**Exercise data**
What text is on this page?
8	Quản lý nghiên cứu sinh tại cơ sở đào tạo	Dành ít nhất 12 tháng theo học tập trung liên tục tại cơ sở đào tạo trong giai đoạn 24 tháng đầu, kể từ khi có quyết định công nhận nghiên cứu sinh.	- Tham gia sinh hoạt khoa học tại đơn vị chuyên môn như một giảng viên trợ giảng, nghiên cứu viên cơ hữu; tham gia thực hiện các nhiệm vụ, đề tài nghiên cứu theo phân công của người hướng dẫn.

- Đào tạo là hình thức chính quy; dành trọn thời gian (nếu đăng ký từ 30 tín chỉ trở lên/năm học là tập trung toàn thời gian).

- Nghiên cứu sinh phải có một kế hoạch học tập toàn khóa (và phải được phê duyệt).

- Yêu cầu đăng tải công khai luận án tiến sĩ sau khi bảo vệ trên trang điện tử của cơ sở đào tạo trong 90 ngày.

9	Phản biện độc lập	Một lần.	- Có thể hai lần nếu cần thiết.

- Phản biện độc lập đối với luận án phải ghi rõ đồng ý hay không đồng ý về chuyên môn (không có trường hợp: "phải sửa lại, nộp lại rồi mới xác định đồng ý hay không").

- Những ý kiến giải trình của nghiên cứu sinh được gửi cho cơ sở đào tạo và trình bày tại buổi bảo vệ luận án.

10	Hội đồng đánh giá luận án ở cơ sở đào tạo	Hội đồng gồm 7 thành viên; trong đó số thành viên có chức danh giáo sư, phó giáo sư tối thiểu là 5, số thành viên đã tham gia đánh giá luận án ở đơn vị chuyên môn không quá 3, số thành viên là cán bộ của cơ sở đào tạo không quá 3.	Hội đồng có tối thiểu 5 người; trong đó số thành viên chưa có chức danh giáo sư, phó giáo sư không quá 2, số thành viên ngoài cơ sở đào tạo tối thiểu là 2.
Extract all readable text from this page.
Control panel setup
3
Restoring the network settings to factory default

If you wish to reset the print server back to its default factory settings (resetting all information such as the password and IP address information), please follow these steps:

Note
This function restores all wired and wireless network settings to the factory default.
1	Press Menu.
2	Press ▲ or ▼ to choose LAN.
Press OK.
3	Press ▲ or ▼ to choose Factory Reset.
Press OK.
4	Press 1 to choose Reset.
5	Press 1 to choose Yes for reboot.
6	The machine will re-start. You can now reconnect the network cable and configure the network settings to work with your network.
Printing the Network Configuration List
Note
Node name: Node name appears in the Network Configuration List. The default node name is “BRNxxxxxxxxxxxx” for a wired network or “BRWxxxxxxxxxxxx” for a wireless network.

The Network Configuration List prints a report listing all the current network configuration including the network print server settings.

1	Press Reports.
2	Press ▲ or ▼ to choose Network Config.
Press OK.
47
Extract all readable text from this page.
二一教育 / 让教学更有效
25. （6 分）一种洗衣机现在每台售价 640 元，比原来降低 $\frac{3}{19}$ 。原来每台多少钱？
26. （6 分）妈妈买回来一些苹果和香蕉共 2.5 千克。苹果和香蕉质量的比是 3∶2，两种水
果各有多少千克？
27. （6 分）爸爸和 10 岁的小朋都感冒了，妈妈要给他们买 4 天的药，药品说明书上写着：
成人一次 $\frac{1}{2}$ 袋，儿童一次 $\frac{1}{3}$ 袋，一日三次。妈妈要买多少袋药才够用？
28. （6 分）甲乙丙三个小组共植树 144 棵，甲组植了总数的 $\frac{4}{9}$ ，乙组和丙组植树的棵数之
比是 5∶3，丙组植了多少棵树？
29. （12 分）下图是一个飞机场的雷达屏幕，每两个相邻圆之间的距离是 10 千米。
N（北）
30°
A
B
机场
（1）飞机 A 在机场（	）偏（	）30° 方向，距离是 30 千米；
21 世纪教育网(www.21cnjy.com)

**Request**
Copy every line of the listing that includes the string "Configuration".

**Task solution**
Printing the Network Configuration List
Node name: Node name appears in the Network Configuration List. The default node name is “BRNxxxxxxxxxxxx” for a wired network or “BRWxxxxxxxxxxxx” for a wireless network.
The Network Configuration List prints a report listing all the current network configuration including the network print server settings.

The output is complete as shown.